WHAT YOU NEED TO DO:
Select from the records below every line that has the word "khuynh" in it.

>> START RECORDS PROVIDED

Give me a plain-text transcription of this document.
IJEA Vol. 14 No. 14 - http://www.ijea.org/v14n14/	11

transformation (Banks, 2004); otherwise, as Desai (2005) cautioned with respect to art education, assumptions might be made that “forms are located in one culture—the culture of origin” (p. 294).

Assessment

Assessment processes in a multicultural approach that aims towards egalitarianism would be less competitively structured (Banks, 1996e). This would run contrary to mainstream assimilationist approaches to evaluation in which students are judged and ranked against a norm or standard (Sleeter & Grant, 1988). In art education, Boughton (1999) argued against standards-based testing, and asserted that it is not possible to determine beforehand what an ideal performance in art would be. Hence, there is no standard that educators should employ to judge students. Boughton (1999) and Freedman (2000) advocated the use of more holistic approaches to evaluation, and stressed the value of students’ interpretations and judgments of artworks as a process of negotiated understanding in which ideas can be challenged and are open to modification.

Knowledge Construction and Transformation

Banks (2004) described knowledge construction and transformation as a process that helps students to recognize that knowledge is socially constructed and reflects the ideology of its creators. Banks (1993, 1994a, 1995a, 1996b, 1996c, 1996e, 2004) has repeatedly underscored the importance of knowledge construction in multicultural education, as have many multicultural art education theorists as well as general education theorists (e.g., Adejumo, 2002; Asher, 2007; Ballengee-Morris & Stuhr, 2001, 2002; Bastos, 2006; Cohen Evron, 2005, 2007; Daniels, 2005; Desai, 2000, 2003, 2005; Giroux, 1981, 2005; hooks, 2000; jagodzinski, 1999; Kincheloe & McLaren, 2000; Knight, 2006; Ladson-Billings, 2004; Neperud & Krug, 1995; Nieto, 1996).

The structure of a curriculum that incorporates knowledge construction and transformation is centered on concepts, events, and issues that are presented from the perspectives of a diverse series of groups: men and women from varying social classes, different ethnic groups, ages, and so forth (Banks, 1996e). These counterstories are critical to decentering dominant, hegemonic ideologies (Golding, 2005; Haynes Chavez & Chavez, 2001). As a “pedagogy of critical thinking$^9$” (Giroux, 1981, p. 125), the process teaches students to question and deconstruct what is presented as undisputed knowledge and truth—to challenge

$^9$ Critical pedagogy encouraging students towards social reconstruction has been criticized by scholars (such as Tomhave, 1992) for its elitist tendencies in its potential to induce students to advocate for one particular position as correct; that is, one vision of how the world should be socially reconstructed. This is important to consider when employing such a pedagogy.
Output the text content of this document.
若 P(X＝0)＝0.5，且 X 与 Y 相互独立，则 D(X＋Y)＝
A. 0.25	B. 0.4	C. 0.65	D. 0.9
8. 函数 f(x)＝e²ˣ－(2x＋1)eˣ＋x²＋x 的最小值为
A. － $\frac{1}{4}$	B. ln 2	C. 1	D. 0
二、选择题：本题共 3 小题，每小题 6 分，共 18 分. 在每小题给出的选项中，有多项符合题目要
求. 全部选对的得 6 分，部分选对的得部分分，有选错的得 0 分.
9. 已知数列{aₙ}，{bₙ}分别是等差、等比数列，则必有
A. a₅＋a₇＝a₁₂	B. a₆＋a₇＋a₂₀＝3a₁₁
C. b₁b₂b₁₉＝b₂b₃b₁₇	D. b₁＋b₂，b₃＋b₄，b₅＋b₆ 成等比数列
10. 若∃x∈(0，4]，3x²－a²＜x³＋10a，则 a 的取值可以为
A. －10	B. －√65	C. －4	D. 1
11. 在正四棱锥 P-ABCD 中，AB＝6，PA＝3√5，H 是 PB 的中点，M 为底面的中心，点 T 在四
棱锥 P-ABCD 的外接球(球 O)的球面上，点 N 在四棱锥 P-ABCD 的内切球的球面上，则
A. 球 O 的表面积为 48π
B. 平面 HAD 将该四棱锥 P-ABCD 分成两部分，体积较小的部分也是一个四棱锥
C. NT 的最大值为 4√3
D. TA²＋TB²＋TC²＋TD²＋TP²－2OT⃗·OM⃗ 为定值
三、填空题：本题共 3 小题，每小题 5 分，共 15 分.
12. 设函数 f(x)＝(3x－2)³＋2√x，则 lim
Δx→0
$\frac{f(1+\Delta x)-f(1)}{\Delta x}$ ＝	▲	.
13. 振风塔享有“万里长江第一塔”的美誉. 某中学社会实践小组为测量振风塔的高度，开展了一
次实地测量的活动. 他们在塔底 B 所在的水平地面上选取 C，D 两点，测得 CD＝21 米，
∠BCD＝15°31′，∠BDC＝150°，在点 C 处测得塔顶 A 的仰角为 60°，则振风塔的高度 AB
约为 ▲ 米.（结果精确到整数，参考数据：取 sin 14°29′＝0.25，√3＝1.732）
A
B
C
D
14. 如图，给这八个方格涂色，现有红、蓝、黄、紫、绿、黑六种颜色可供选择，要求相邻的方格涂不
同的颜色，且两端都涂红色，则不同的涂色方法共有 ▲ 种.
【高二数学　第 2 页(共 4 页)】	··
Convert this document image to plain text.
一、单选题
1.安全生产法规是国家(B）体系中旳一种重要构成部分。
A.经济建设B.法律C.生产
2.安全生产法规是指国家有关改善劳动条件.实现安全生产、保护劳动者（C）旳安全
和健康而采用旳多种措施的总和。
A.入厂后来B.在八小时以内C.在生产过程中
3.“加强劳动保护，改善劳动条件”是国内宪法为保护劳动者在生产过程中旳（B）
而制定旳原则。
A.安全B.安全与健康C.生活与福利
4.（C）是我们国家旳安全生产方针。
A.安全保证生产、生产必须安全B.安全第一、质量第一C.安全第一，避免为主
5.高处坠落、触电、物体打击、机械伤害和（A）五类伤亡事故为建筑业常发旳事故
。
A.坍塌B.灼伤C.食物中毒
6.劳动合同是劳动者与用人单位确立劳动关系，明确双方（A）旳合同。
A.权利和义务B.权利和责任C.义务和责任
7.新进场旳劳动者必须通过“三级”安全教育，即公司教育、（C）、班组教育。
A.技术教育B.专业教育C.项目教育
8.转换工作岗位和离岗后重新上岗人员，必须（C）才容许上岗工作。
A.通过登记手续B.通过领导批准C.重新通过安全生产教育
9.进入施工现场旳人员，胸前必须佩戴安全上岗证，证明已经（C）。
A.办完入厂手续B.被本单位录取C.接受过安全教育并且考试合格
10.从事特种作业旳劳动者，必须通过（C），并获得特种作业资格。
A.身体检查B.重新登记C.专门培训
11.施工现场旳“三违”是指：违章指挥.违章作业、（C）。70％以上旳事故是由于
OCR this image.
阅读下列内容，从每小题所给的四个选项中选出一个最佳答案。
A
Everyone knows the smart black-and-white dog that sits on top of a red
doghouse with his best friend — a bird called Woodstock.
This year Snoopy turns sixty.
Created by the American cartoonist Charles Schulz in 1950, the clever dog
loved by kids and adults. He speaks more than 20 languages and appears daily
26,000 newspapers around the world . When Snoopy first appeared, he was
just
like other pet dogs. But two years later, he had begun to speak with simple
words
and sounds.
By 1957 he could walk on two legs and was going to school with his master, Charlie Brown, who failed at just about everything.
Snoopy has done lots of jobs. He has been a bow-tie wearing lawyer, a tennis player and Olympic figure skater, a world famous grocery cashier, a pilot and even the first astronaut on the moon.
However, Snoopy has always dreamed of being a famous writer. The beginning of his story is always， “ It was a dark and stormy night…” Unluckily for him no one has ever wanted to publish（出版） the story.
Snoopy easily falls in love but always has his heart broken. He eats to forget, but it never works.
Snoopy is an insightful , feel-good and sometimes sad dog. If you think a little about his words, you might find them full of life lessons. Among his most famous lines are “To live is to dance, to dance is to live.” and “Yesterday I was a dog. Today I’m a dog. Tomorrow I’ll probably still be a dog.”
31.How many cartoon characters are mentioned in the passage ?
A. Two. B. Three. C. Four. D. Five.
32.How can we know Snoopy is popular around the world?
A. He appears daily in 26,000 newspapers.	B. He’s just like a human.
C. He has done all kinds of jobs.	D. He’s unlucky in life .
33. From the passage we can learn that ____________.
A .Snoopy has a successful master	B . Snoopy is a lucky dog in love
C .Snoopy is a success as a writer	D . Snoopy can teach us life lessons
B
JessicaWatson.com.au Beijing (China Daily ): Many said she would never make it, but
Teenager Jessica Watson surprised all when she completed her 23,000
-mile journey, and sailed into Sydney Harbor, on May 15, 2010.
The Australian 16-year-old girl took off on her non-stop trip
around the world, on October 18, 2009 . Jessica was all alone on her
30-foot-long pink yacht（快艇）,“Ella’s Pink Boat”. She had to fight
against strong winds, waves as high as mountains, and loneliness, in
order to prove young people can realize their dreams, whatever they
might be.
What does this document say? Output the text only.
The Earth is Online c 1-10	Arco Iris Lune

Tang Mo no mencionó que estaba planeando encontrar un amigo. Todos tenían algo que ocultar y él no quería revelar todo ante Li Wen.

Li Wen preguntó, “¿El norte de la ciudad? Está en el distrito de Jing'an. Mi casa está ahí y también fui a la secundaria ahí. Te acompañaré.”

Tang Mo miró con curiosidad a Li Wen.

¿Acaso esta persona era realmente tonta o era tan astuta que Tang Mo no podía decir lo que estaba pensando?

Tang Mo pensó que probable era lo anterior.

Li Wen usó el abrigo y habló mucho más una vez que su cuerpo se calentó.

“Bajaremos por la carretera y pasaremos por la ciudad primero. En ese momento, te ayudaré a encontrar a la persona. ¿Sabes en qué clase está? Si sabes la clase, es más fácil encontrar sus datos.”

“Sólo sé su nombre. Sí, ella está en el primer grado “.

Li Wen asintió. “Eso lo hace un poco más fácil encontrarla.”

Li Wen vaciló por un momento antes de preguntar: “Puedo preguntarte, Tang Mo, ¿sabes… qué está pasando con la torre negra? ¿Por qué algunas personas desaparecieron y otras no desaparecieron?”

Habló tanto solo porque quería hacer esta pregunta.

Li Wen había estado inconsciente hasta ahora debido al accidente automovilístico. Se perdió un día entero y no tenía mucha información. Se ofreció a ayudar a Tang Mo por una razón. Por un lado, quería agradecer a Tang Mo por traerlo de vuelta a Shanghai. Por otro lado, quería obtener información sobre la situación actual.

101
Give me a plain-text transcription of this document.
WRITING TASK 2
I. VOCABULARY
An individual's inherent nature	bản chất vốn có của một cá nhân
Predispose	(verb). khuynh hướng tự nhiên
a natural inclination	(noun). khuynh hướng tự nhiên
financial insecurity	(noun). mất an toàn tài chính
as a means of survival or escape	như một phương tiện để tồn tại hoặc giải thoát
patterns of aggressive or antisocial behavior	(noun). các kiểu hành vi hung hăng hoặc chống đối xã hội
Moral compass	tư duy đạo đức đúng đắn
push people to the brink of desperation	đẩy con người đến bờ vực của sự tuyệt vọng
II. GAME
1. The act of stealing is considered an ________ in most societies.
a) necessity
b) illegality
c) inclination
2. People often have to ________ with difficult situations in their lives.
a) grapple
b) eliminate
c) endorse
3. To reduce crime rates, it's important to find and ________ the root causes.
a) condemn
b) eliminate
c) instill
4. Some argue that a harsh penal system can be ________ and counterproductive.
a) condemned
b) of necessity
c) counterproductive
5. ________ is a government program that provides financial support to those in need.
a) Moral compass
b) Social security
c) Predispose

>> END RECORDS PROVIDED

RESPONSE TO THE EXERCISE:
Predispose	(verb). khuynh hướng tự nhiên
a natural inclination	(noun). khuynh hướng tự nhiên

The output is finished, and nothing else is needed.